→ **TEXT EXCERPT**
——————

As required by Rule 13a-15(b) under the Securities Exchange Act of 1934 (the
"Exchange Act"), we carried out an evaluation of the effectiveness of the design
and operation of our disclosure controls as of the end of the period covered by
this report, September 30, 2006. This evaluation was carried out under the
supervision and with the participation of our President, Mr. Gordon Davies and
our Chief Financial Officer, Mr. Michael Davies (collectively, the "Certifying
Officers"). Based upon that evaluation, our Certifying Officers concluded that
as of the end of the period covered by this report, September 30, 2006, our
disclosure controls and procedures were effective in timely alerting management
to material information relating to us and required to be included in our
periodic filings with the Securities and Exchange Commission (the "Commission").

——————

→ **DATA SUPPLIED**
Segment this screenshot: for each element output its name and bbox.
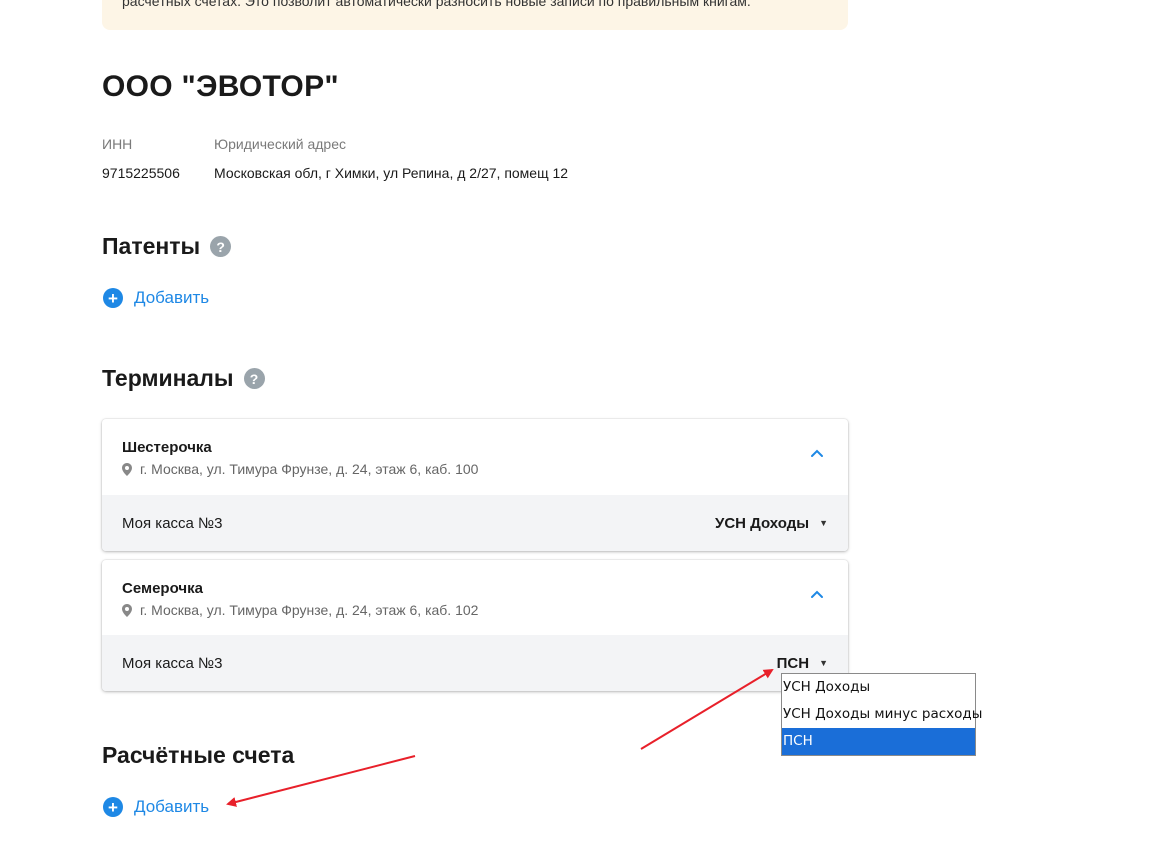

——————

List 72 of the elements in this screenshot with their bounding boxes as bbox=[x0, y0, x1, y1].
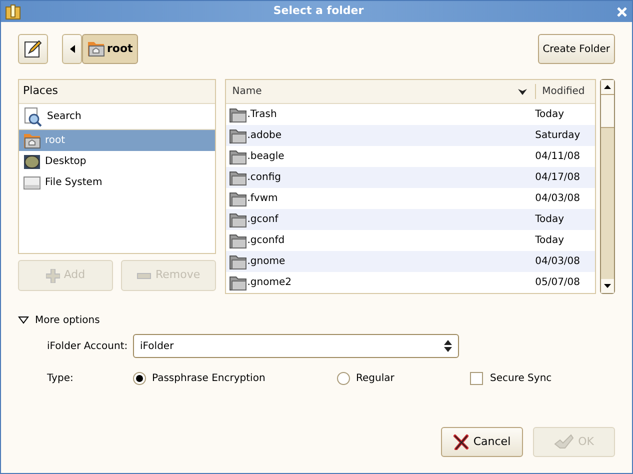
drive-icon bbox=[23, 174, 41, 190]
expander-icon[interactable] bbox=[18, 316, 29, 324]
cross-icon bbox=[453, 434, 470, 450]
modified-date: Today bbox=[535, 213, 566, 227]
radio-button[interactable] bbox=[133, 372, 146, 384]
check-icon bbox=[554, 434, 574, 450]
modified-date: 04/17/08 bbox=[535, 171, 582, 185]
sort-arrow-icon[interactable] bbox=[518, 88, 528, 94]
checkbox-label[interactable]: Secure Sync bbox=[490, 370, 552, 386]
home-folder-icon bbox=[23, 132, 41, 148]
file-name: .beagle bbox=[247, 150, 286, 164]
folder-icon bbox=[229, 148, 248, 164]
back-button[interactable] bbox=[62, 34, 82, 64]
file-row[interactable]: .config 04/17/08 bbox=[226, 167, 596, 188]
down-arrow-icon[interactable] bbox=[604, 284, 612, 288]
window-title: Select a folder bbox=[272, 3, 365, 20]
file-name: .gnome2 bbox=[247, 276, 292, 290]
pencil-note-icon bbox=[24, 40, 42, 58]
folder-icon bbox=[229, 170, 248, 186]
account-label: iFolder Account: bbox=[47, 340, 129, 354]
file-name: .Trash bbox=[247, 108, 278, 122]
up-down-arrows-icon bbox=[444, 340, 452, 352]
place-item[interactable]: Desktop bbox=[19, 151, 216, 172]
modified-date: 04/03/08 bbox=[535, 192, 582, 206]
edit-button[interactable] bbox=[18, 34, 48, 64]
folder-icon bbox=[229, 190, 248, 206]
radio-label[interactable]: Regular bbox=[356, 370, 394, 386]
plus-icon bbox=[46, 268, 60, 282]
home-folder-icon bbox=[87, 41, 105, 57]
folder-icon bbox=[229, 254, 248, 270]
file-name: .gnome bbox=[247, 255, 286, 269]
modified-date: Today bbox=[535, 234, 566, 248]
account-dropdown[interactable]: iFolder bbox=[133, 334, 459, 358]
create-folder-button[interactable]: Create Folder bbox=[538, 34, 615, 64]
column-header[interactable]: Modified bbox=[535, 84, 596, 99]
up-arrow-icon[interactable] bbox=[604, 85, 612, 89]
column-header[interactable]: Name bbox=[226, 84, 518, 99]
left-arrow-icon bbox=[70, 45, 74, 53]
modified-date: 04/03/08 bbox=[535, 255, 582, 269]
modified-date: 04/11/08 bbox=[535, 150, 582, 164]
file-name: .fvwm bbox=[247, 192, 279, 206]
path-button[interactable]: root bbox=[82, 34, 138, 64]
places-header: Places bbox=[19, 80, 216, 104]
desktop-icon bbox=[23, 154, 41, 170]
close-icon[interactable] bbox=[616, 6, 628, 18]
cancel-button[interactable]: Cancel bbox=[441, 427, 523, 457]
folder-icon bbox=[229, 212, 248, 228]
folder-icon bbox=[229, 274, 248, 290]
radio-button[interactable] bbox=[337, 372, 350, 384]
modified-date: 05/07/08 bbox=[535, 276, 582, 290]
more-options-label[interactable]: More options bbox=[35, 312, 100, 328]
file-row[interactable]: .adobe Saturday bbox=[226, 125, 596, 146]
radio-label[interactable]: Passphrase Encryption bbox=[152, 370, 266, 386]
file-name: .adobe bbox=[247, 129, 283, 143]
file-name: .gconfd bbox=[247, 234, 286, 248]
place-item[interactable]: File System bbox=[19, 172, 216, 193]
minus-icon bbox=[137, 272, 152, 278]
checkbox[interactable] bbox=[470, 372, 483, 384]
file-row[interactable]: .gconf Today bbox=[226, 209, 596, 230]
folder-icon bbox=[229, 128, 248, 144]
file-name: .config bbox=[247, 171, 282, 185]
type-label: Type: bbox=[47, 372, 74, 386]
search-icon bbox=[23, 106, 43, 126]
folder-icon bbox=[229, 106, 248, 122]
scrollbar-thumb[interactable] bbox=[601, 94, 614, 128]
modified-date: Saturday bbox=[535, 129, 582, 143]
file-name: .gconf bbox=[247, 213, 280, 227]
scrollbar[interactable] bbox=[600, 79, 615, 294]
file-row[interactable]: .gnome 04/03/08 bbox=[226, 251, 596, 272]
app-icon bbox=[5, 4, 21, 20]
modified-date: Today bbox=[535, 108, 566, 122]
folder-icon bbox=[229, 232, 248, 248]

——————

→ **TO-DO LIST**
1. Can you list the records as a numbered list, starting at the line that has "List 72 of the" and stopping after the line that has "radio-button[interactable] bbox=[133, 372, 146, 384]"? Skip blank lines and leave the picture out.
2. Can you take the passage on the disclosure controls evaluation further, picking up after its last sentence?

→ **FINAL ANSWERS**
1.
1. List 72 of the elements in this screenshot with their bounding boxes as bbox=[x0, y0, x1, y1].
2. drive-icon bbox=[23, 174, 41, 190]
3. expander-icon[interactable] bbox=[18, 316, 29, 324]
4. cross-icon bbox=[453, 434, 470, 450]
5. modified-date: Today bbox=[535, 213, 566, 227]
6. radio-button[interactable] bbox=[133, 372, 146, 384]

2.
Disclosure controls and procedures are controls and procedures that are designed
to ensure that information required to be disclosed in our periodic reports
under the Exchange Act is recorded, processed, summarized and reported, within
the time periods specified in the Commission's rules and forms. Disclosure
controls and procedures include, without limitation, controls and procedures
designed to ensure that information required to be disclosed in our periodic
reports that we file under the Exchange Act is accumulated and communicated to
our management, including our principal executive and principal financial
officers, or persons performing similar functions, as appropriate to allow
timely decisions regarding required disclosure.

INTERNAL CONTROL OVER FINANCIAL REPORTING

Further, as required by Rule 13a-15(d) of the Exchange Act and under the
supervision and with the participation of our Certifying Officers, we carried
out an evaluation as to whether there has been any change in our internal
control over financial reporting during our fiscal quarter ended September 30,
2006. Based upon this evaluation, we have concluded that there has not been any
change in our internal control over financial reporting during our fiscal
quarter ended September 30, 2006, that has materially affected, or is reasonably
likely to materially affect, our internal control over financial reporting.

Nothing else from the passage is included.